TASK STATEMENT -> Pick out every line of the entries below where "this" occurs, and copy those lines.

-- AVAILABLE RECORDS start --

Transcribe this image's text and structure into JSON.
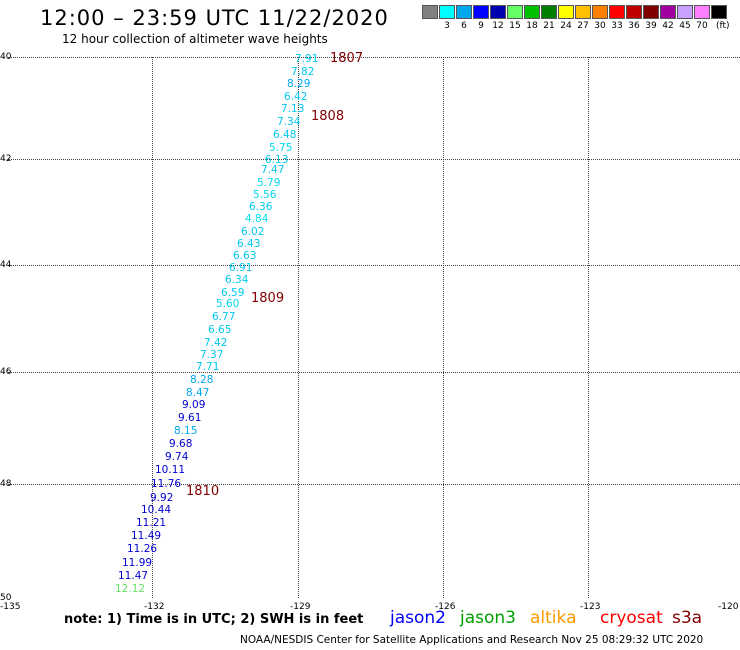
{
  "header": {
    "title": "12:00 – 23:59 UTC 11/22/2020",
    "subtitle": "12 hour collection of altimeter wave heights"
  },
  "colorbar": {
    "unit": "(ft)",
    "entries": [
      {
        "label": "",
        "color": "#808080"
      },
      {
        "label": "3",
        "color": "#00ffff"
      },
      {
        "label": "6",
        "color": "#00a8f0"
      },
      {
        "label": "9",
        "color": "#0000ff"
      },
      {
        "label": "12",
        "color": "#0000b0"
      },
      {
        "label": "15",
        "color": "#66ff66"
      },
      {
        "label": "18",
        "color": "#00c000"
      },
      {
        "label": "21",
        "color": "#008000"
      },
      {
        "label": "24",
        "color": "#ffff00"
      },
      {
        "label": "27",
        "color": "#ffc000"
      },
      {
        "label": "30",
        "color": "#ff8000"
      },
      {
        "label": "33",
        "color": "#ff0000"
      },
      {
        "label": "36",
        "color": "#c00000"
      },
      {
        "label": "39",
        "color": "#800000"
      },
      {
        "label": "42",
        "color": "#a000a0"
      },
      {
        "label": "45",
        "color": "#c8a0ff"
      },
      {
        "label": "70",
        "color": "#ff80ff"
      },
      {
        "label": "",
        "color": "#000000"
      }
    ]
  },
  "axes": {
    "lat_labels": [
      "40",
      "42",
      "44",
      "46",
      "48",
      "50"
    ],
    "lon_labels": [
      "-135",
      "-132",
      "-129",
      "-126",
      "-123",
      "-120"
    ]
  },
  "observations": [
    {
      "value": "7.91",
      "color": "#00c8f0"
    },
    {
      "value": "7.82",
      "color": "#00c8f0"
    },
    {
      "value": "8.29",
      "color": "#00a8f0"
    },
    {
      "value": "6.42",
      "color": "#00c8f0"
    },
    {
      "value": "7.13",
      "color": "#00c8f0"
    },
    {
      "value": "7.34",
      "color": "#00c8f0"
    },
    {
      "value": "6.48",
      "color": "#00c8f0"
    },
    {
      "value": "5.75",
      "color": "#00d8f0"
    },
    {
      "value": "6.13",
      "color": "#00c8f0"
    },
    {
      "value": "7.47",
      "color": "#00c8f0"
    },
    {
      "value": "5.79",
      "color": "#00d8f0"
    },
    {
      "value": "5.56",
      "color": "#00d8f0"
    },
    {
      "value": "6.36",
      "color": "#00c8f0"
    },
    {
      "value": "4.84",
      "color": "#00e0f0"
    },
    {
      "value": "6.02",
      "color": "#00c8f0"
    },
    {
      "value": "6.43",
      "color": "#00c8f0"
    },
    {
      "value": "6.63",
      "color": "#00c8f0"
    },
    {
      "value": "6.91",
      "color": "#00c8f0"
    },
    {
      "value": "6.34",
      "color": "#00c8f0"
    },
    {
      "value": "6.59",
      "color": "#00c8f0"
    },
    {
      "value": "5.60",
      "color": "#00d8f0"
    },
    {
      "value": "6.77",
      "color": "#00c8f0"
    },
    {
      "value": "6.65",
      "color": "#00c8f0"
    },
    {
      "value": "7.42",
      "color": "#00c8f0"
    },
    {
      "value": "7.37",
      "color": "#00c8f0"
    },
    {
      "value": "7.71",
      "color": "#00c8f0"
    },
    {
      "value": "8.28",
      "color": "#00a8f0"
    },
    {
      "value": "8.47",
      "color": "#00a8f0"
    },
    {
      "value": "9.09",
      "color": "#0000d0"
    },
    {
      "value": "9.61",
      "color": "#0000d0"
    },
    {
      "value": "8.15",
      "color": "#00a8f0"
    },
    {
      "value": "9.68",
      "color": "#0000d0"
    },
    {
      "value": "9.74",
      "color": "#0000d0"
    },
    {
      "value": "10.11",
      "color": "#0000d0"
    },
    {
      "value": "11.76",
      "color": "#0000d0"
    },
    {
      "value": "9.92",
      "color": "#0000d0"
    },
    {
      "value": "10.44",
      "color": "#0000d0"
    },
    {
      "value": "11.21",
      "color": "#0000d0"
    },
    {
      "value": "11.49",
      "color": "#0000d0"
    },
    {
      "value": "11.26",
      "color": "#0000d0"
    },
    {
      "value": "11.99",
      "color": "#0000d0"
    },
    {
      "value": "11.47",
      "color": "#0000d0"
    },
    {
      "value": "12.12",
      "color": "#66e066"
    }
  ],
  "pass_labels": [
    {
      "text": "1807"
    },
    {
      "text": "1808"
    },
    {
      "text": "1809"
    },
    {
      "text": "1810"
    }
  ],
  "footer": {
    "note": "note:  1) Time is in UTC;  2) SWH is in feet",
    "satellites": [
      {
        "name": "jason2",
        "color": "#0000ff"
      },
      {
        "name": "jason3",
        "color": "#00a000"
      },
      {
        "name": "altika",
        "color": "#ff9900"
      },
      {
        "name": "cryosat",
        "color": "#ff0000"
      },
      {
        "name": "s3a",
        "color": "#800000"
      }
    ],
    "credit": "NOAA/NESDIS Center for Satellite Applications and Research    Nov 25 08:29:32 UTC 2020"
  }
}
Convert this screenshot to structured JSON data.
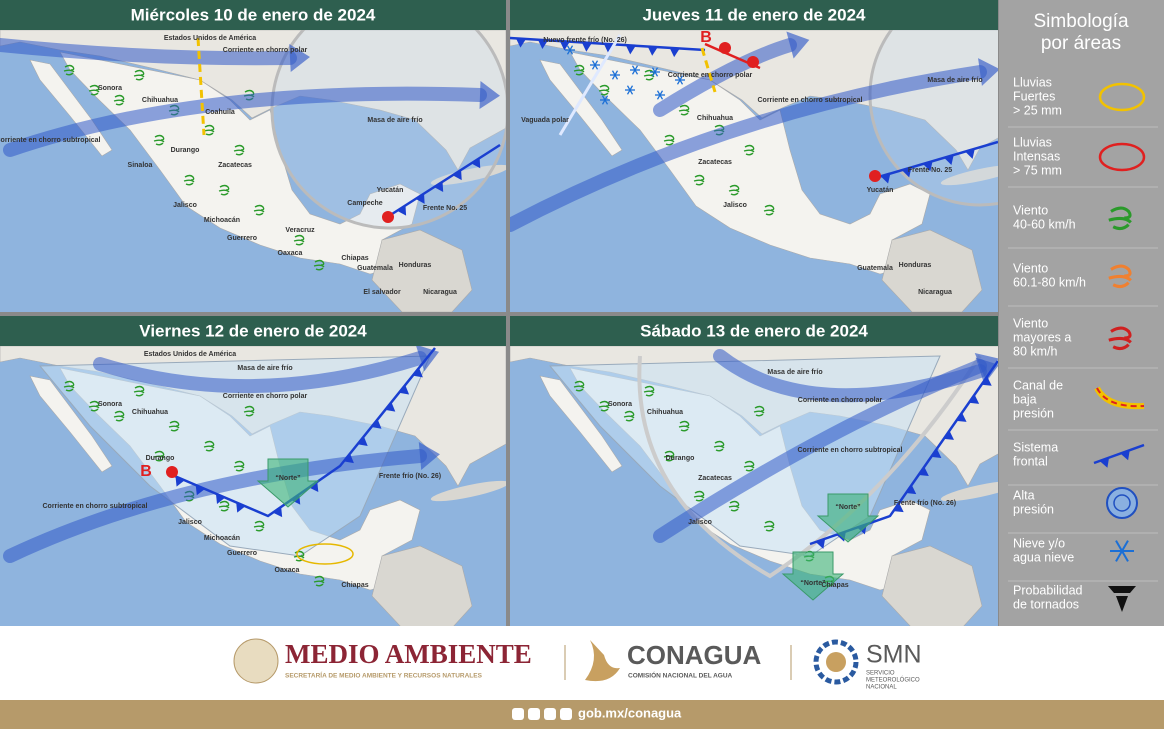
{
  "panels": [
    {
      "title": "Miércoles 10 de enero de 2024",
      "labels": [
        "Estados Unidos de América",
        "Corriente en chorro polar",
        "Sonora",
        "Chihuahua",
        "Coahuila",
        "Sinaloa",
        "Durango",
        "Zacatecas",
        "Jalisco",
        "Michoacán",
        "Guerrero",
        "Veracruz",
        "Oaxaca",
        "Chiapas",
        "Yucatán",
        "Campeche",
        "Guatemala",
        "Honduras",
        "El salvador",
        "Nicaragua",
        "Masa de aire frío",
        "Corriente en chorro subtropical",
        "Frente No. 25"
      ]
    },
    {
      "title": "Jueves 11 de enero de 2024",
      "labels": [
        "Nuevo frente frío (No. 26)",
        "Vaguada polar",
        "Corriente en chorro polar",
        "Masa de aire frío",
        "Corriente en chorro subtropical",
        "Frente No. 25",
        "Yucatán",
        "Chihuahua",
        "Zacatecas",
        "Jalisco",
        "Guatemala",
        "Honduras",
        "Nicaragua",
        "B"
      ]
    },
    {
      "title": "Viernes 12 de enero de 2024",
      "labels": [
        "Estados Unidos de América",
        "Masa de aire frío",
        "Corriente en chorro polar",
        "Frente frío (No. 26)",
        "“Norte”",
        "Corriente en chorro subtropical",
        "Sonora",
        "Chihuahua",
        "Durango",
        "Jalisco",
        "Michoacán",
        "Guerrero",
        "Oaxaca",
        "Chiapas",
        "B"
      ]
    },
    {
      "title": "Sábado 13 de enero de 2024",
      "labels": [
        "Masa de aire frío",
        "Corriente en chorro polar",
        "Corriente en chorro subtropical",
        "Frente frío (No. 26)",
        "“Norte”",
        "“Norte”",
        "Sonora",
        "Chihuahua",
        "Durango",
        "Zacatecas",
        "Jalisco",
        "Chiapas"
      ]
    }
  ],
  "legend": {
    "title": [
      "Simbología",
      "por áreas"
    ],
    "items": [
      [
        "Lluvias",
        "Fuertes",
        "> 25 mm"
      ],
      [
        "Lluvias",
        "Intensas",
        "> 75 mm"
      ],
      [
        "Viento",
        "40-60 km/h"
      ],
      [
        "Viento",
        "60.1-80 km/h"
      ],
      [
        "Viento",
        "mayores a",
        "80 km/h"
      ],
      [
        "Canal de",
        "baja",
        "presión"
      ],
      [
        "Sistema",
        "frontal"
      ],
      [
        "Alta",
        "presión"
      ],
      [
        "Nieve y/o",
        "agua nieve"
      ],
      [
        "Probabilidad",
        "de tornados"
      ]
    ]
  },
  "footer": {
    "semarnat": "MEDIO AMBIENTE",
    "semarnat_sub": "SECRETARÍA DE MEDIO AMBIENTE Y RECURSOS NATURALES",
    "conagua": "CONAGUA",
    "conagua_sub": "COMISIÓN NACIONAL DEL AGUA",
    "smn": "SMN",
    "smn_sub": [
      "SERVICIO",
      "METEOROLÓGICO",
      "NACIONAL"
    ],
    "url": "gob.mx/conagua"
  }
}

-- AVAILABLE RECORDS end --

PROBLEM SOLUTION ->
Transcribe this image's text and structure into JSON.
Convert this screenshot to structured JSON data.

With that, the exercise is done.